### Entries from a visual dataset
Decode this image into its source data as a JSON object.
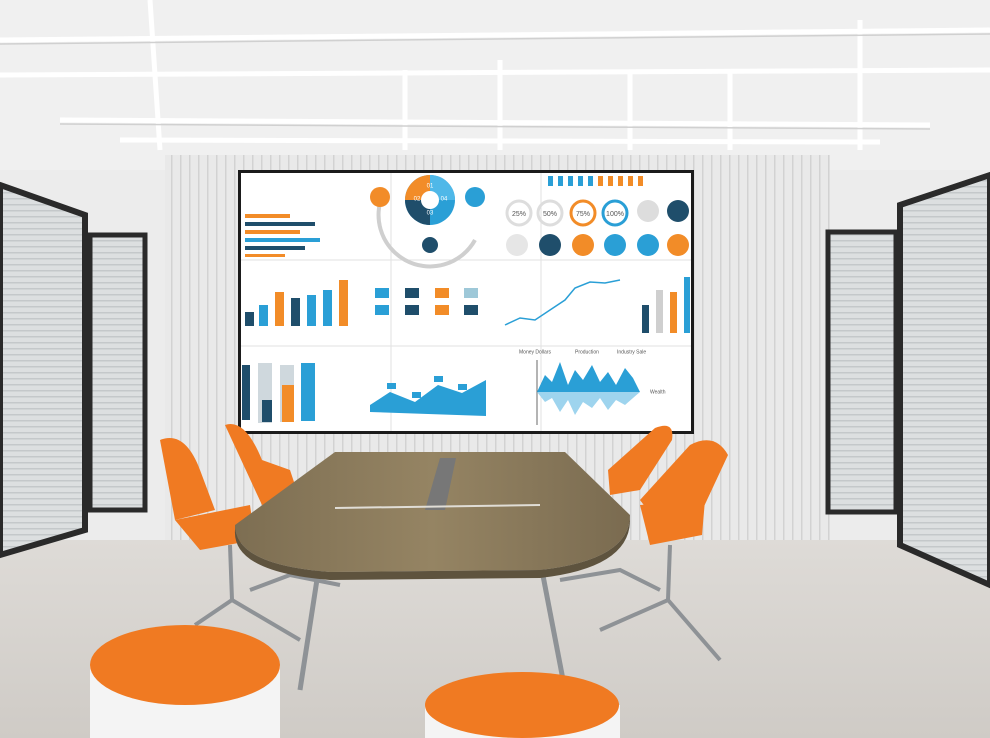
{
  "screen": {
    "percent_labels": [
      "25%",
      "50%",
      "75%",
      "100%"
    ],
    "pie_labels": [
      "01",
      "02",
      "03",
      "04"
    ],
    "wave_legend": [
      "Money Dollars",
      "Production",
      "Industry Sale"
    ],
    "wave_axis_label": "Wealth"
  }
}
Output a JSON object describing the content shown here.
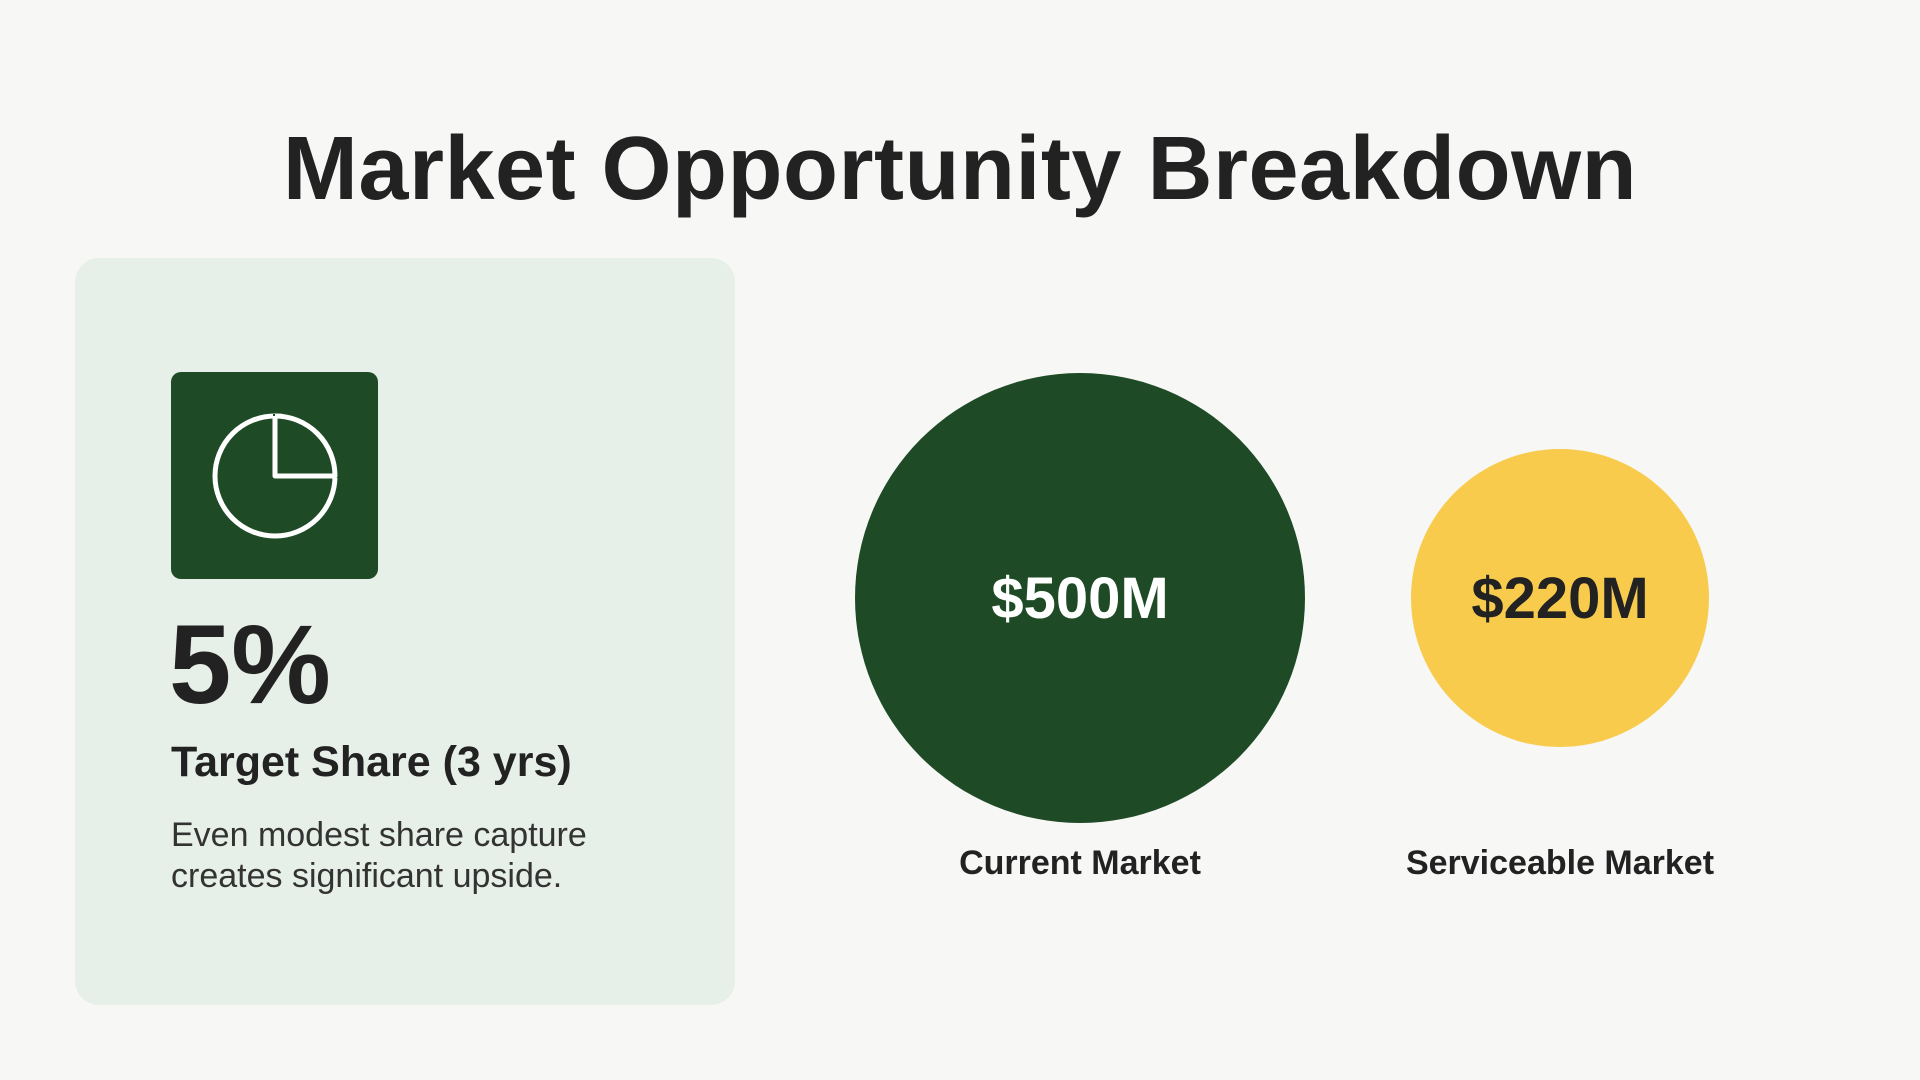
{
  "title": "Market Opportunity Breakdown",
  "share_card": {
    "icon": "pie-chart-icon",
    "value": "5%",
    "label": "Target Share (3 yrs)",
    "description": "Even modest share capture creates significant upside.",
    "background_color": "#e7f0e8"
  },
  "markets": [
    {
      "value": "$500M",
      "label": "Current Market",
      "color": "#1e4b25"
    },
    {
      "value": "$220M",
      "label": "Serviceable Market",
      "color": "#f8cb4d"
    }
  ],
  "colors": {
    "background": "#f7f7f6",
    "accent_dark_green": "#1e4b25",
    "accent_yellow": "#f8cb4d",
    "text": "#222222"
  }
}
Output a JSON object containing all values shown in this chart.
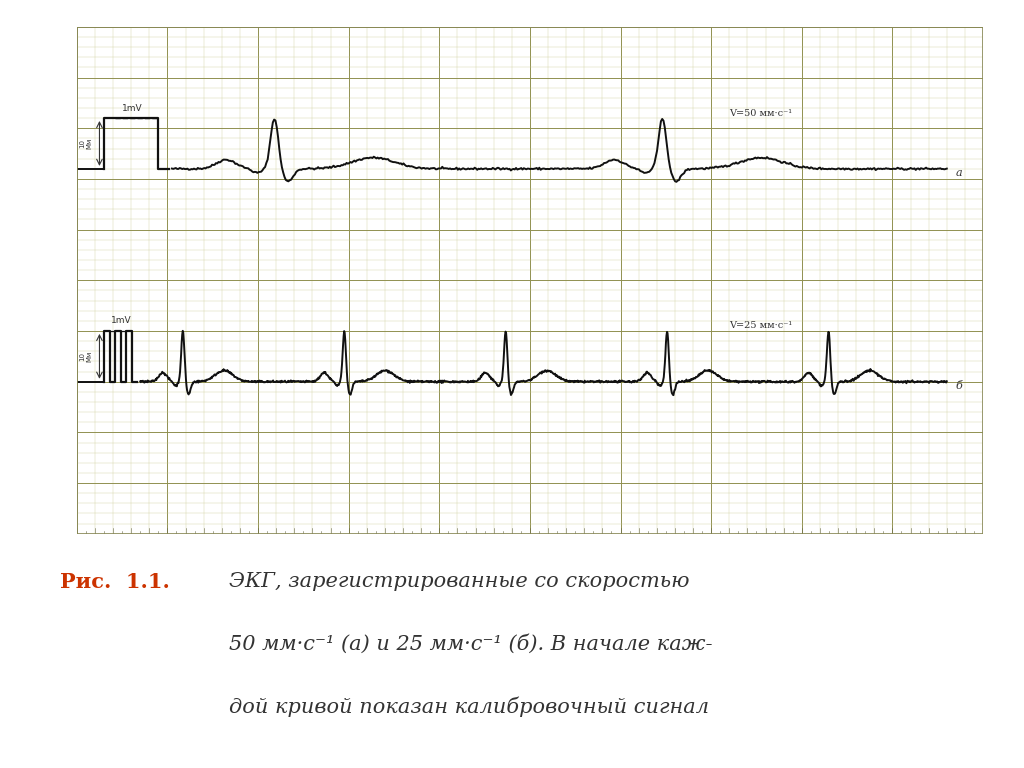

### Your objective
Copy each line of the records precisely and drop any images they hold.

### Worked answer
Decode this image into its source data as a JSON object.
{
  "screen": {
    "percent_labels": [
      "25%",
      "50%",
      "75%",
      "100%"
    ],
    "pie_labels": [
      "01",
      "02",
      "03",
      "04"
    ],
    "wave_legend": [
      "Money Dollars",
      "Production",
      "Industry Sale"
    ],
    "wave_axis_label": "Wealth"
  }
}
Output a JSON object describing the content shown here.
{
  "title": "Market Opportunity Breakdown",
  "share_card": {
    "icon": "pie-chart-icon",
    "value": "5%",
    "label": "Target Share (3 yrs)",
    "description": "Even modest share capture creates significant upside.",
    "background_color": "#e7f0e8"
  },
  "markets": [
    {
      "value": "$500M",
      "label": "Current Market",
      "color": "#1e4b25"
    },
    {
      "value": "$220M",
      "label": "Serviceable Market",
      "color": "#f8cb4d"
    }
  ],
  "colors": {
    "background": "#f7f7f6",
    "accent_dark_green": "#1e4b25",
    "accent_yellow": "#f8cb4d",
    "text": "#222222"
  }
}
Output a JSON object containing all values shown in this chart.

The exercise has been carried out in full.